Write the data below out exactly as it stands. Do not include the pictures.

_Data extract:_
----

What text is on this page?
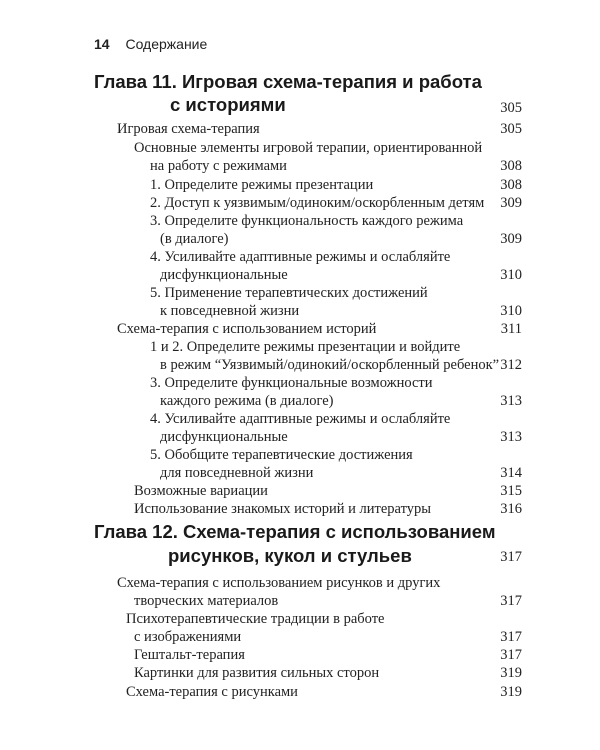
14 Содержание
Глава 11. Игровая схема-терапия и работа
с историями	305
Игровая схема-терапия	305
Основные элементы игровой терапии, ориентированной
на работу с режимами	308
1. Определите режимы презентации	308
2. Доступ к уязвимым/одиноким/оскорбленным детям 309
3. Определите функциональность каждого режима
(в диалоге)	309
4. Усиливайте адаптивные режимы и ослабляйте
дисфункциональные	310
5. Применение терапевтических достижений
к повседневной жизни	310
Схема-терапия с использованием историй	311
1 и 2. Определите режимы презентации и войдите
в режим “Уязвимый/одинокий/оскорбленный ребенок” 312
3. Определите функциональные возможности
каждого режима (в диалоге)	313
4. Усиливайте адаптивные режимы и ослабляйте
дисфункциональные	313
5. Обобщите терапевтические достижения
для повседневной жизни	314
Возможные вариации	315
Использование знакомых историй и литературы	316
Глава 12. Схема-терапия с использованием
рисунков, кукол и стульев	317
Схема-терапия с использованием рисунков и других
творческих материалов	317
Психотерапевтические традиции в работе
с изображениями	317
Гештальт-терапия	317
Картинки для развития сильных сторон	319
Схема-терапия с рисунками	319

----

_Task solution:_
What text is on this page?
14 Содержание
Глава 11. Игровая схема-терапия и работа
с историями	305
Игровая схема-терапия	305
Основные элементы игровой терапии, ориентированной
на работу с режимами	308
1. Определите режимы презентации	308
2. Доступ к уязвимым/одиноким/оскорбленным детям 309
3. Определите функциональность каждого режима
(в диалоге)	309
4. Усиливайте адаптивные режимы и ослабляйте
дисфункциональные	310
5. Применение терапевтических достижений
к повседневной жизни	310
Схема-терапия с использованием историй	311
1 и 2. Определите режимы презентации и войдите
в режим “Уязвимый/одинокий/оскорбленный ребенок” 312
3. Определите функциональные возможности
каждого режима (в диалоге)	313
4. Усиливайте адаптивные режимы и ослабляйте
дисфункциональные	313
5. Обобщите терапевтические достижения
для повседневной жизни	314
Возможные вариации	315
Использование знакомых историй и литературы	316
Глава 12. Схема-терапия с использованием
рисунков, кукол и стульев	317
Схема-терапия с использованием рисунков и других
творческих материалов	317
Психотерапевтические традиции в работе
с изображениями	317
Гештальт-терапия	317
Картинки для развития сильных сторон	319
Схема-терапия с рисунками	319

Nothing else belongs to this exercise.